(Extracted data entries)
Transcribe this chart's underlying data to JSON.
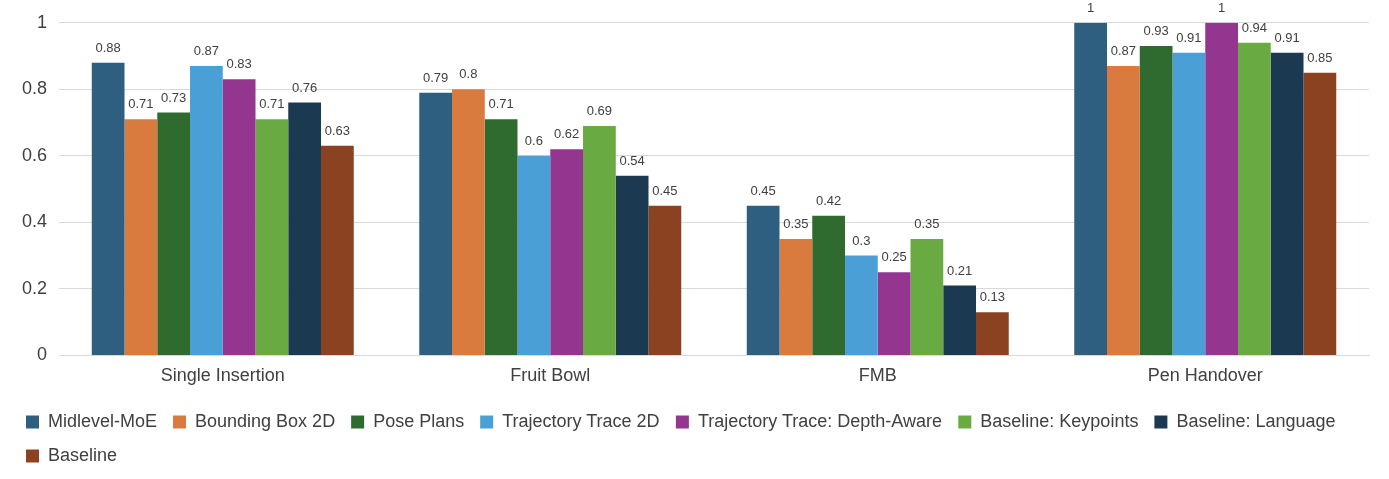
{
  "chart_data": {
    "type": "bar",
    "categories": [
      "Single Insertion",
      "Fruit Bowl",
      "FMB",
      "Pen Handover"
    ],
    "series": [
      {
        "name": "Midlevel-MoE",
        "color": "#2e5f80",
        "values": [
          0.88,
          0.79,
          0.45,
          1
        ]
      },
      {
        "name": "Bounding Box 2D",
        "color": "#d97a3f",
        "values": [
          0.71,
          0.8,
          0.35,
          0.87
        ]
      },
      {
        "name": "Pose Plans",
        "color": "#2f6b2f",
        "values": [
          0.73,
          0.71,
          0.42,
          0.93
        ]
      },
      {
        "name": "Trajectory Trace 2D",
        "color": "#4aa0d6",
        "values": [
          0.87,
          0.6,
          0.3,
          0.91
        ]
      },
      {
        "name": "Trajectory Trace: Depth-Aware",
        "color": "#943590",
        "values": [
          0.83,
          0.62,
          0.25,
          1
        ]
      },
      {
        "name": "Baseline: Keypoints",
        "color": "#6aaa43",
        "values": [
          0.71,
          0.69,
          0.35,
          0.94
        ]
      },
      {
        "name": "Baseline: Language",
        "color": "#1b3a52",
        "values": [
          0.76,
          0.54,
          0.21,
          0.91
        ]
      },
      {
        "name": "Baseline",
        "color": "#8b4220",
        "values": [
          0.63,
          0.45,
          0.13,
          0.85
        ]
      }
    ],
    "ylim": [
      0,
      1
    ],
    "yticks": [
      0,
      0.2,
      0.4,
      0.6,
      0.8,
      1
    ],
    "grid": "y",
    "legend": "bottom",
    "data_labels": true
  }
}
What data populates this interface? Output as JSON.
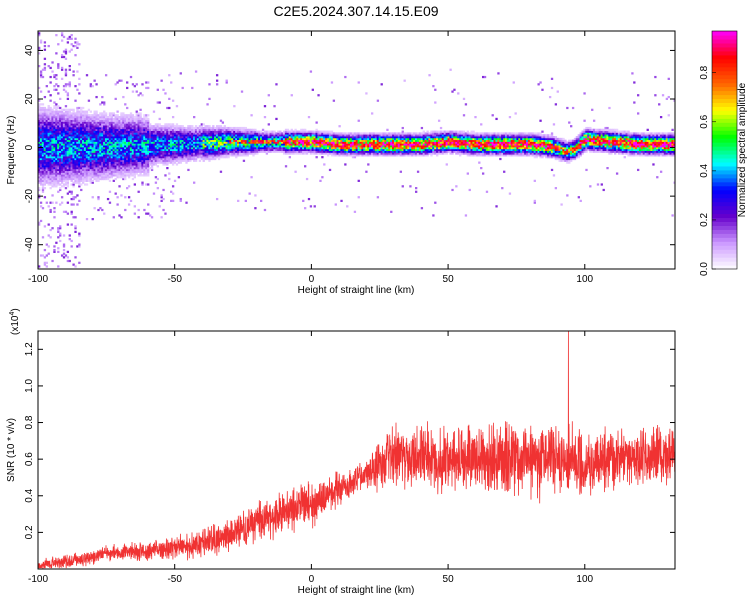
{
  "title": "C2E5.2024.307.14.15.E09",
  "chart_data": [
    {
      "type": "heatmap",
      "xlabel": "Height of straight line (km)",
      "ylabel": "Frequency (Hz)",
      "xlim": [
        -100,
        133
      ],
      "ylim": [
        -50,
        48
      ],
      "xticks": [
        -100,
        -50,
        0,
        50,
        100
      ],
      "yticks": [
        -40,
        -20,
        0,
        20,
        40
      ],
      "colorbar": {
        "label": "Normalized spectral amplitude",
        "range": [
          0,
          0.97
        ],
        "ticks": [
          "0.0",
          "0.2",
          "0.4",
          "0.6",
          "0.8"
        ],
        "colors": [
          "#ffffff",
          "#cc99ff",
          "#6600cc",
          "#0000ff",
          "#00ffff",
          "#00ff00",
          "#ffff00",
          "#ff6600",
          "#ff0000",
          "#ff00ff"
        ]
      },
      "ridge": {
        "x": [
          -100,
          -75,
          -50,
          -30,
          -10,
          0,
          10,
          20,
          30,
          40,
          50,
          60,
          70,
          80,
          88,
          93,
          96,
          100,
          110,
          120,
          133
        ],
        "y": [
          0,
          0,
          1,
          2,
          2,
          2,
          1,
          1,
          1,
          1,
          2,
          1,
          1,
          1,
          0,
          -2,
          -1,
          3,
          2,
          1,
          1
        ]
      }
    },
    {
      "type": "line",
      "xlabel": "Height of straight line (km)",
      "ylabel": "SNR (10 * v/v)",
      "yexp": "(x10",
      "yexp_sup": "4",
      "yexp_close": ")",
      "xlim": [
        -100,
        133
      ],
      "ylim": [
        0,
        1.3
      ],
      "xticks": [
        -100,
        -50,
        0,
        50,
        100
      ],
      "yticks": [
        "0.2",
        "0.4",
        "0.6",
        "0.8",
        "1.0",
        "1.2"
      ],
      "series": [
        {
          "color": "#f03232",
          "mean": {
            "x": [
              -100,
              -90,
              -80,
              -70,
              -60,
              -50,
              -40,
              -30,
              -20,
              -10,
              0,
              10,
              20,
              25,
              28,
              30,
              40,
              50,
              60,
              70,
              80,
              90,
              100,
              110,
              120,
              133
            ],
            "y": [
              0.02,
              0.04,
              0.07,
              0.09,
              0.1,
              0.11,
              0.14,
              0.19,
              0.25,
              0.31,
              0.36,
              0.43,
              0.52,
              0.56,
              0.6,
              0.63,
              0.62,
              0.6,
              0.6,
              0.6,
              0.6,
              0.6,
              0.58,
              0.6,
              0.62,
              0.62
            ]
          },
          "spread": {
            "x": [
              -100,
              -80,
              -60,
              -40,
              -20,
              0,
              20,
              30,
              40,
              60,
              80,
              100,
              120,
              133
            ],
            "y": [
              0.03,
              0.04,
              0.05,
              0.07,
              0.1,
              0.12,
              0.08,
              0.15,
              0.16,
              0.18,
              0.2,
              0.16,
              0.14,
              0.14
            ]
          },
          "max_value": 1.3,
          "max_x": 94
        }
      ]
    }
  ]
}
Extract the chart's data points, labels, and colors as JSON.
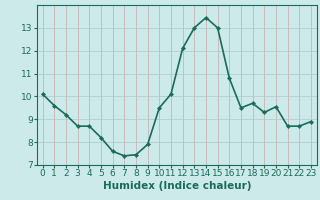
{
  "x": [
    0,
    1,
    2,
    3,
    4,
    5,
    6,
    7,
    8,
    9,
    10,
    11,
    12,
    13,
    14,
    15,
    16,
    17,
    18,
    19,
    20,
    21,
    22,
    23
  ],
  "y": [
    10.1,
    9.6,
    9.2,
    8.7,
    8.7,
    8.2,
    7.6,
    7.4,
    7.45,
    7.9,
    9.5,
    10.1,
    12.1,
    13.0,
    13.45,
    13.0,
    10.8,
    9.5,
    9.7,
    9.3,
    9.55,
    8.7,
    8.7,
    8.9
  ],
  "line_color": "#1a6b5a",
  "marker": "D",
  "marker_size": 2.2,
  "bg_color": "#cceaea",
  "grid_color_major": "#b8c8c8",
  "grid_color_minor": "#d8b8b8",
  "xlabel": "Humidex (Indice chaleur)",
  "ylim": [
    7,
    14
  ],
  "xlim": [
    -0.5,
    23.5
  ],
  "yticks": [
    7,
    8,
    9,
    10,
    11,
    12,
    13
  ],
  "xticks": [
    0,
    1,
    2,
    3,
    4,
    5,
    6,
    7,
    8,
    9,
    10,
    11,
    12,
    13,
    14,
    15,
    16,
    17,
    18,
    19,
    20,
    21,
    22,
    23
  ],
  "xlabel_fontsize": 7.5,
  "tick_fontsize": 6.5,
  "line_width": 1.2
}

▸ Task prompt:
Search the entries for the word "colors", then list each line that holds it.

▸ Solved exercise:
        "colors": [
Extract the chart's data points, labels, and colors as JSON.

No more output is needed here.